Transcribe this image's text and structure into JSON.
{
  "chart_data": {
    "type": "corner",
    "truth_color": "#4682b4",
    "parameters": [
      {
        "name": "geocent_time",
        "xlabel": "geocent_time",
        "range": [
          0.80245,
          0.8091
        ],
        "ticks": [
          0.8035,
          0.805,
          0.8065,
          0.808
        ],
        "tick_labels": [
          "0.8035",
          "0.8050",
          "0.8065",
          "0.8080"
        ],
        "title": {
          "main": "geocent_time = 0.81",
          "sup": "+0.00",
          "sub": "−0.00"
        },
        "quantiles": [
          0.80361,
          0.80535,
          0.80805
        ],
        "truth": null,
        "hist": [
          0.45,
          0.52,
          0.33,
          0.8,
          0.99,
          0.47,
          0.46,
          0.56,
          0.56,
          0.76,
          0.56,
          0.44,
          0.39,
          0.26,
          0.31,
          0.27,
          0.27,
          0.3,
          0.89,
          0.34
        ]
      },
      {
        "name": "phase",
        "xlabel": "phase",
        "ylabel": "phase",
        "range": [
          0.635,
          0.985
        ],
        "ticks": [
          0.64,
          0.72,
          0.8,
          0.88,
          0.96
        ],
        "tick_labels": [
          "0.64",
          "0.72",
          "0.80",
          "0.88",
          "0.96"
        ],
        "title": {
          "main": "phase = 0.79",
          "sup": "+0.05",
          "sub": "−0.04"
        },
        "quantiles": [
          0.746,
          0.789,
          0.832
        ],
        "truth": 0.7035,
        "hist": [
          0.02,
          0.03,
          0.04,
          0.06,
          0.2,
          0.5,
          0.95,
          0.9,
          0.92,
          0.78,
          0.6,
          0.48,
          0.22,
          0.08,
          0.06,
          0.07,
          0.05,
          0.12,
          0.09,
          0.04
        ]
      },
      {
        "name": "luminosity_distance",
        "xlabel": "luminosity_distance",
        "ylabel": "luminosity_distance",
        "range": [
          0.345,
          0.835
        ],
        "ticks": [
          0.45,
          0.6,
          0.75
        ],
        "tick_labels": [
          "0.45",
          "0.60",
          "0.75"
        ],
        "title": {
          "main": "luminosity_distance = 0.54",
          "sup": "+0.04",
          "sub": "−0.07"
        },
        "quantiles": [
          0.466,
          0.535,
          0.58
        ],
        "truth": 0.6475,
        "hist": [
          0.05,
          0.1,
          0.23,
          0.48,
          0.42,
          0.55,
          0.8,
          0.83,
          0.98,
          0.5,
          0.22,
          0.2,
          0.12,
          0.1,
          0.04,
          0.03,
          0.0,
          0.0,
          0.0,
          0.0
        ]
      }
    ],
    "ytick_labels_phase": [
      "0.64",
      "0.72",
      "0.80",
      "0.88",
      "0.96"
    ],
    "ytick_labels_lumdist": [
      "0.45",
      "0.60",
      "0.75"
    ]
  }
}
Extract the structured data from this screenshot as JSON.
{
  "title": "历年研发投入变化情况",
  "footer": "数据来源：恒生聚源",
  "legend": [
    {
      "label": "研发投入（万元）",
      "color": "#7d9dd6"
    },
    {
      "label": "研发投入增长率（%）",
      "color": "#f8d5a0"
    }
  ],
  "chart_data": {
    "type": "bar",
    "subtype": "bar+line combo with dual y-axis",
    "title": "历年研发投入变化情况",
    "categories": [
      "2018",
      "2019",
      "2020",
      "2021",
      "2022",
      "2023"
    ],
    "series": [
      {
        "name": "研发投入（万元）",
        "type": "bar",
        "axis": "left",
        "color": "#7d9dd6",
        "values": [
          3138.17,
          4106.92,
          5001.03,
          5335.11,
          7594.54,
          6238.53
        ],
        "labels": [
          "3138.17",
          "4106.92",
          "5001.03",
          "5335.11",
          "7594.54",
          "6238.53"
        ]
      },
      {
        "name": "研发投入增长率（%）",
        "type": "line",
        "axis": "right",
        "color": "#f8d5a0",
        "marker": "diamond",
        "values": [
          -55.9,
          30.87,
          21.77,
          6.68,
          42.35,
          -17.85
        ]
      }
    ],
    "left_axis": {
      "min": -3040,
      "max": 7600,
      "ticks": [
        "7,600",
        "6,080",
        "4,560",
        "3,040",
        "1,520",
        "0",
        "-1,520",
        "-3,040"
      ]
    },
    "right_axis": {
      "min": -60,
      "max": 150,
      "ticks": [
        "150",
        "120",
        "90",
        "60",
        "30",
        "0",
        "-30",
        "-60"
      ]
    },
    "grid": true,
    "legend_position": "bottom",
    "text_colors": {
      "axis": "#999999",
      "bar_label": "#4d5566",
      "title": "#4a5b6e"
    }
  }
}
───
▶ _EXERCISE OBJECTIVE_
Your task is to reproduce the whole listing exactly.

▶ _THE REPLY_
Transcribe this image's text and structure into JSON.
{
  "chart_data": {
    "type": "corner",
    "truth_color": "#4682b4",
    "parameters": [
      {
        "name": "geocent_time",
        "xlabel": "geocent_time",
        "range": [
          0.80245,
          0.8091
        ],
        "ticks": [
          0.8035,
          0.805,
          0.8065,
          0.808
        ],
        "tick_labels": [
          "0.8035",
          "0.8050",
          "0.8065",
          "0.8080"
        ],
        "title": {
          "main": "geocent_time = 0.81",
          "sup": "+0.00",
          "sub": "−0.00"
        },
        "quantiles": [
          0.80361,
          0.80535,
          0.80805
        ],
        "truth": null,
        "hist": [
          0.45,
          0.52,
          0.33,
          0.8,
          0.99,
          0.47,
          0.46,
          0.56,
          0.56,
          0.76,
          0.56,
          0.44,
          0.39,
          0.26,
          0.31,
          0.27,
          0.27,
          0.3,
          0.89,
          0.34
        ]
      },
      {
        "name": "phase",
        "xlabel": "phase",
        "ylabel": "phase",
        "range": [
          0.635,
          0.985
        ],
        "ticks": [
          0.64,
          0.72,
          0.8,
          0.88,
          0.96
        ],
        "tick_labels": [
          "0.64",
          "0.72",
          "0.80",
          "0.88",
          "0.96"
        ],
        "title": {
          "main": "phase = 0.79",
          "sup": "+0.05",
          "sub": "−0.04"
        },
        "quantiles": [
          0.746,
          0.789,
          0.832
        ],
        "truth": 0.7035,
        "hist": [
          0.02,
          0.03,
          0.04,
          0.06,
          0.2,
          0.5,
          0.95,
          0.9,
          0.92,
          0.78,
          0.6,
          0.48,
          0.22,
          0.08,
          0.06,
          0.07,
          0.05,
          0.12,
          0.09,
          0.04
        ]
      },
      {
        "name": "luminosity_distance",
        "xlabel": "luminosity_distance",
        "ylabel": "luminosity_distance",
        "range": [
          0.345,
          0.835
        ],
        "ticks": [
          0.45,
          0.6,
          0.75
        ],
        "tick_labels": [
          "0.45",
          "0.60",
          "0.75"
        ],
        "title": {
          "main": "luminosity_distance = 0.54",
          "sup": "+0.04",
          "sub": "−0.07"
        },
        "quantiles": [
          0.466,
          0.535,
          0.58
        ],
        "truth": 0.6475,
        "hist": [
          0.05,
          0.1,
          0.23,
          0.48,
          0.42,
          0.55,
          0.8,
          0.83,
          0.98,
          0.5,
          0.22,
          0.2,
          0.12,
          0.1,
          0.04,
          0.03,
          0.0,
          0.0,
          0.0,
          0.0
        ]
      }
    ],
    "ytick_labels_phase": [
      "0.64",
      "0.72",
      "0.80",
      "0.88",
      "0.96"
    ],
    "ytick_labels_lumdist": [
      "0.45",
      "0.60",
      "0.75"
    ]
  }
}
Extract the structured data from this screenshot as JSON.
{
  "title": "历年研发投入变化情况",
  "footer": "数据来源：恒生聚源",
  "legend": [
    {
      "label": "研发投入（万元）",
      "color": "#7d9dd6"
    },
    {
      "label": "研发投入增长率（%）",
      "color": "#f8d5a0"
    }
  ],
  "chart_data": {
    "type": "bar",
    "subtype": "bar+line combo with dual y-axis",
    "title": "历年研发投入变化情况",
    "categories": [
      "2018",
      "2019",
      "2020",
      "2021",
      "2022",
      "2023"
    ],
    "series": [
      {
        "name": "研发投入（万元）",
        "type": "bar",
        "axis": "left",
        "color": "#7d9dd6",
        "values": [
          3138.17,
          4106.92,
          5001.03,
          5335.11,
          7594.54,
          6238.53
        ],
        "labels": [
          "3138.17",
          "4106.92",
          "5001.03",
          "5335.11",
          "7594.54",
          "6238.53"
        ]
      },
      {
        "name": "研发投入增长率（%）",
        "type": "line",
        "axis": "right",
        "color": "#f8d5a0",
        "marker": "diamond",
        "values": [
          -55.9,
          30.87,
          21.77,
          6.68,
          42.35,
          -17.85
        ]
      }
    ],
    "left_axis": {
      "min": -3040,
      "max": 7600,
      "ticks": [
        "7,600",
        "6,080",
        "4,560",
        "3,040",
        "1,520",
        "0",
        "-1,520",
        "-3,040"
      ]
    },
    "right_axis": {
      "min": -60,
      "max": 150,
      "ticks": [
        "150",
        "120",
        "90",
        "60",
        "30",
        "0",
        "-30",
        "-60"
      ]
    },
    "grid": true,
    "legend_position": "bottom",
    "text_colors": {
      "axis": "#999999",
      "bar_label": "#4d5566",
      "title": "#4a5b6e"
    }
  }
}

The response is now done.